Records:

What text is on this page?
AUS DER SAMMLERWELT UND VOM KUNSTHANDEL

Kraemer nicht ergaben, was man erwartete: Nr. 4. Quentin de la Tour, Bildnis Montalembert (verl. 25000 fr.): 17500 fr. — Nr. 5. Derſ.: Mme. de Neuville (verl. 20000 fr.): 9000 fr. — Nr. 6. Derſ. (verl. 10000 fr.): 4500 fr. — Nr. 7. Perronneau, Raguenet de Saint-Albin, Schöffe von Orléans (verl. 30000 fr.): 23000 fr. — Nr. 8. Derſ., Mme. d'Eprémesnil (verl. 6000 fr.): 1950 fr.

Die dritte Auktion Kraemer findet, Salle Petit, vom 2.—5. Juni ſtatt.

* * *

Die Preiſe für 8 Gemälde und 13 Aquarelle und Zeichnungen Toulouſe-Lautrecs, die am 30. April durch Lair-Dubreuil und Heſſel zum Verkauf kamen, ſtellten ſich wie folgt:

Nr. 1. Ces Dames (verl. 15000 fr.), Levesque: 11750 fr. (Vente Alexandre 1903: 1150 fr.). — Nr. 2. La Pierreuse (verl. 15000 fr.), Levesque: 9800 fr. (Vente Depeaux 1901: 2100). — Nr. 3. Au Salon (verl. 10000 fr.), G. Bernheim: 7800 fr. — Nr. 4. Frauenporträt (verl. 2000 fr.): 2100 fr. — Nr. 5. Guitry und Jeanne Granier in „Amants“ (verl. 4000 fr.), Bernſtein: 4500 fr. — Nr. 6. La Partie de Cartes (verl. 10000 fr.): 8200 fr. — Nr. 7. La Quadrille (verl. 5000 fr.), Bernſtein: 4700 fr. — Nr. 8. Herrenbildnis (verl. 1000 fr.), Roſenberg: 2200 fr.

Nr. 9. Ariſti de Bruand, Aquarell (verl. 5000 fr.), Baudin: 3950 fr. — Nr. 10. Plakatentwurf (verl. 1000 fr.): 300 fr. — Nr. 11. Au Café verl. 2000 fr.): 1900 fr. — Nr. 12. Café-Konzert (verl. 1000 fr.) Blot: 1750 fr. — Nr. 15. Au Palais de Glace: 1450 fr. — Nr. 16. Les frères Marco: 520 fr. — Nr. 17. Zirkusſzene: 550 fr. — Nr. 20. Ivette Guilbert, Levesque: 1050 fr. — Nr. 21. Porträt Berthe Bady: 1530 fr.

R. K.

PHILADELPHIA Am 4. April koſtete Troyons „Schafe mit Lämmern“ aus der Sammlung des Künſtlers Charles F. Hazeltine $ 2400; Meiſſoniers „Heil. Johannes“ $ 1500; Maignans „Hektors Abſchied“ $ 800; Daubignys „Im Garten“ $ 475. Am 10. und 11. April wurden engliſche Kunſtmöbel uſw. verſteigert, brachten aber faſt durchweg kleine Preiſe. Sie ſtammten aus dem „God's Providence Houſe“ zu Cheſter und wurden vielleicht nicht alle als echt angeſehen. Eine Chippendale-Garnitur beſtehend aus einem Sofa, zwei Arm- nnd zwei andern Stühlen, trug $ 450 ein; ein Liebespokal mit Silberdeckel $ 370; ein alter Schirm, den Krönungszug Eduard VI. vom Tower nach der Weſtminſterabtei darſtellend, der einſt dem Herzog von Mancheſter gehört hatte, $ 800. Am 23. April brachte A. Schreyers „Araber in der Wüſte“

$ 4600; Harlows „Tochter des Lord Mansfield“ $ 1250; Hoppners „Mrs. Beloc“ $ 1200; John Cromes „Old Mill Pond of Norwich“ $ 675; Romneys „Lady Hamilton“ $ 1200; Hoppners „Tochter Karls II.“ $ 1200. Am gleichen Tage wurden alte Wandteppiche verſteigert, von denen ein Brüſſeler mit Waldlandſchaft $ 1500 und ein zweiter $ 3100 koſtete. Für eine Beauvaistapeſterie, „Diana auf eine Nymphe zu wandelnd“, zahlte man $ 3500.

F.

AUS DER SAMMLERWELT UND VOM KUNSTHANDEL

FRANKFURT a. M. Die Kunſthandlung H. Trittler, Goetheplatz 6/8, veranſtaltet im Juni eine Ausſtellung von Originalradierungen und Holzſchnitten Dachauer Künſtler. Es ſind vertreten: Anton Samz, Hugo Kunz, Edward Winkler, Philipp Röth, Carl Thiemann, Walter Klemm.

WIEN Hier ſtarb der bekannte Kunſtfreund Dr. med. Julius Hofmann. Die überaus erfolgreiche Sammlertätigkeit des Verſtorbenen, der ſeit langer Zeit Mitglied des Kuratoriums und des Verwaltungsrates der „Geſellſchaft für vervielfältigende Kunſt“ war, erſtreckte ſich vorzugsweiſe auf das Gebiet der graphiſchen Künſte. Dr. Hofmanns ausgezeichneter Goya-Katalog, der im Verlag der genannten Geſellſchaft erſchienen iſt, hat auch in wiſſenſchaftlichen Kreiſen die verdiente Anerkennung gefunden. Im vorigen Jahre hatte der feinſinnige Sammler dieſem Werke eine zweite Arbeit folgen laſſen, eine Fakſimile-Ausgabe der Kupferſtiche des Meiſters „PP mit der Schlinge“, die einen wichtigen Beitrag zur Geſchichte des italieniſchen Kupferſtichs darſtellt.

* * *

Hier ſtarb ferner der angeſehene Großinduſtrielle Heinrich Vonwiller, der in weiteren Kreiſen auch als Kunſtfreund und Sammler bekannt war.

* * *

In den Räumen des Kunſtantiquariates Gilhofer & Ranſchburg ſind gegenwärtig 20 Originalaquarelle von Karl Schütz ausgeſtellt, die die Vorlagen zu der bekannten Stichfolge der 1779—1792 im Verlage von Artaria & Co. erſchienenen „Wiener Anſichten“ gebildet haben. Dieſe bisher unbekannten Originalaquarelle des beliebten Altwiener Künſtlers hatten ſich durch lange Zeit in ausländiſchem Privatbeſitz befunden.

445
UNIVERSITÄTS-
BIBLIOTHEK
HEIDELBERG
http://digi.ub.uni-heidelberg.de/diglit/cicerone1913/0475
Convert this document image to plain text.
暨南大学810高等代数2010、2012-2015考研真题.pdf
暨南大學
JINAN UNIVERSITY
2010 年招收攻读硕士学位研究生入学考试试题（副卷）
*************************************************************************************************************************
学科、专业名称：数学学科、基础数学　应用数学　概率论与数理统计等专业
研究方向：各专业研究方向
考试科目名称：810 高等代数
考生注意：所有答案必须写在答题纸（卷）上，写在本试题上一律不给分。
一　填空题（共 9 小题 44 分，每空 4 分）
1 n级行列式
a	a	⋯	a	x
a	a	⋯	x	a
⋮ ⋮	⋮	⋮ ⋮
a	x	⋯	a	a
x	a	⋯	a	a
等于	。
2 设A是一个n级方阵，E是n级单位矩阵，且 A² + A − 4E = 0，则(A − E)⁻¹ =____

To be done.
Your task is to print all of the records exactly.

Solution to the problem.
What text is on this page?
AUS DER SAMMLERWELT UND VOM KUNSTHANDEL

Kraemer nicht ergaben, was man erwartete: Nr. 4. Quentin de la Tour, Bildnis Montalembert (verl. 25000 fr.): 17500 fr. — Nr. 5. Derſ.: Mme. de Neuville (verl. 20000 fr.): 9000 fr. — Nr. 6. Derſ. (verl. 10000 fr.): 4500 fr. — Nr. 7. Perronneau, Raguenet de Saint-Albin, Schöffe von Orléans (verl. 30000 fr.): 23000 fr. — Nr. 8. Derſ., Mme. d'Eprémesnil (verl. 6000 fr.): 1950 fr.

Die dritte Auktion Kraemer findet, Salle Petit, vom 2.—5. Juni ſtatt.

* * *

Die Preiſe für 8 Gemälde und 13 Aquarelle und Zeichnungen Toulouſe-Lautrecs, die am 30. April durch Lair-Dubreuil und Heſſel zum Verkauf kamen, ſtellten ſich wie folgt:

Nr. 1. Ces Dames (verl. 15000 fr.), Levesque: 11750 fr. (Vente Alexandre 1903: 1150 fr.). — Nr. 2. La Pierreuse (verl. 15000 fr.), Levesque: 9800 fr. (Vente Depeaux 1901: 2100). — Nr. 3. Au Salon (verl. 10000 fr.), G. Bernheim: 7800 fr. — Nr. 4. Frauenporträt (verl. 2000 fr.): 2100 fr. — Nr. 5. Guitry und Jeanne Granier in „Amants“ (verl. 4000 fr.), Bernſtein: 4500 fr. — Nr. 6. La Partie de Cartes (verl. 10000 fr.): 8200 fr. — Nr. 7. La Quadrille (verl. 5000 fr.), Bernſtein: 4700 fr. — Nr. 8. Herrenbildnis (verl. 1000 fr.), Roſenberg: 2200 fr.

Nr. 9. Ariſti de Bruand, Aquarell (verl. 5000 fr.), Baudin: 3950 fr. — Nr. 10. Plakatentwurf (verl. 1000 fr.): 300 fr. — Nr. 11. Au Café verl. 2000 fr.): 1900 fr. — Nr. 12. Café-Konzert (verl. 1000 fr.) Blot: 1750 fr. — Nr. 15. Au Palais de Glace: 1450 fr. — Nr. 16. Les frères Marco: 520 fr. — Nr. 17. Zirkusſzene: 550 fr. — Nr. 20. Ivette Guilbert, Levesque: 1050 fr. — Nr. 21. Porträt Berthe Bady: 1530 fr.

R. K.

PHILADELPHIA Am 4. April koſtete Troyons „Schafe mit Lämmern“ aus der Sammlung des Künſtlers Charles F. Hazeltine $ 2400; Meiſſoniers „Heil. Johannes“ $ 1500; Maignans „Hektors Abſchied“ $ 800; Daubignys „Im Garten“ $ 475. Am 10. und 11. April wurden engliſche Kunſtmöbel uſw. verſteigert, brachten aber faſt durchweg kleine Preiſe. Sie ſtammten aus dem „God's Providence Houſe“ zu Cheſter und wurden vielleicht nicht alle als echt angeſehen. Eine Chippendale-Garnitur beſtehend aus einem Sofa, zwei Arm- nnd zwei andern Stühlen, trug $ 450 ein; ein Liebespokal mit Silberdeckel $ 370; ein alter Schirm, den Krönungszug Eduard VI. vom Tower nach der Weſtminſterabtei darſtellend, der einſt dem Herzog von Mancheſter gehört hatte, $ 800. Am 23. April brachte A. Schreyers „Araber in der Wüſte“

$ 4600; Harlows „Tochter des Lord Mansfield“ $ 1250; Hoppners „Mrs. Beloc“ $ 1200; John Cromes „Old Mill Pond of Norwich“ $ 675; Romneys „Lady Hamilton“ $ 1200; Hoppners „Tochter Karls II.“ $ 1200. Am gleichen Tage wurden alte Wandteppiche verſteigert, von denen ein Brüſſeler mit Waldlandſchaft $ 1500 und ein zweiter $ 3100 koſtete. Für eine Beauvaistapeſterie, „Diana auf eine Nymphe zu wandelnd“, zahlte man $ 3500.

F.

AUS DER SAMMLERWELT UND VOM KUNSTHANDEL

FRANKFURT a. M. Die Kunſthandlung H. Trittler, Goetheplatz 6/8, veranſtaltet im Juni eine Ausſtellung von Originalradierungen und Holzſchnitten Dachauer Künſtler. Es ſind vertreten: Anton Samz, Hugo Kunz, Edward Winkler, Philipp Röth, Carl Thiemann, Walter Klemm.

WIEN Hier ſtarb der bekannte Kunſtfreund Dr. med. Julius Hofmann. Die überaus erfolgreiche Sammlertätigkeit des Verſtorbenen, der ſeit langer Zeit Mitglied des Kuratoriums und des Verwaltungsrates der „Geſellſchaft für vervielfältigende Kunſt“ war, erſtreckte ſich vorzugsweiſe auf das Gebiet der graphiſchen Künſte. Dr. Hofmanns ausgezeichneter Goya-Katalog, der im Verlag der genannten Geſellſchaft erſchienen iſt, hat auch in wiſſenſchaftlichen Kreiſen die verdiente Anerkennung gefunden. Im vorigen Jahre hatte der feinſinnige Sammler dieſem Werke eine zweite Arbeit folgen laſſen, eine Fakſimile-Ausgabe der Kupferſtiche des Meiſters „PP mit der Schlinge“, die einen wichtigen Beitrag zur Geſchichte des italieniſchen Kupferſtichs darſtellt.

* * *

Hier ſtarb ferner der angeſehene Großinduſtrielle Heinrich Vonwiller, der in weiteren Kreiſen auch als Kunſtfreund und Sammler bekannt war.

* * *

In den Räumen des Kunſtantiquariates Gilhofer & Ranſchburg ſind gegenwärtig 20 Originalaquarelle von Karl Schütz ausgeſtellt, die die Vorlagen zu der bekannten Stichfolge der 1779—1792 im Verlage von Artaria & Co. erſchienenen „Wiener Anſichten“ gebildet haben. Dieſe bisher unbekannten Originalaquarelle des beliebten Altwiener Künſtlers hatten ſich durch lange Zeit in ausländiſchem Privatbeſitz befunden.

445
UNIVERSITÄTS-
BIBLIOTHEK
HEIDELBERG
http://digi.ub.uni-heidelberg.de/diglit/cicerone1913/0475
Convert this document image to plain text.
暨南大学810高等代数2010、2012-2015考研真题.pdf
暨南大學
JINAN UNIVERSITY
2010 年招收攻读硕士学位研究生入学考试试题（副卷）
*************************************************************************************************************************
学科、专业名称：数学学科、基础数学　应用数学　概率论与数理统计等专业
研究方向：各专业研究方向
考试科目名称：810 高等代数
考生注意：所有答案必须写在答题纸（卷）上，写在本试题上一律不给分。
一　填空题（共 9 小题 44 分，每空 4 分）
1 n级行列式
a	a	⋯	a	x
a	a	⋯	x	a
⋮ ⋮	⋮	⋮ ⋮
a	x	⋯	a	a
x	a	⋯	a	a
等于	。
2 设A是一个n级方阵，E是n级单位矩阵，且 A² + A − 4E = 0，则(A − E)⁻¹ =____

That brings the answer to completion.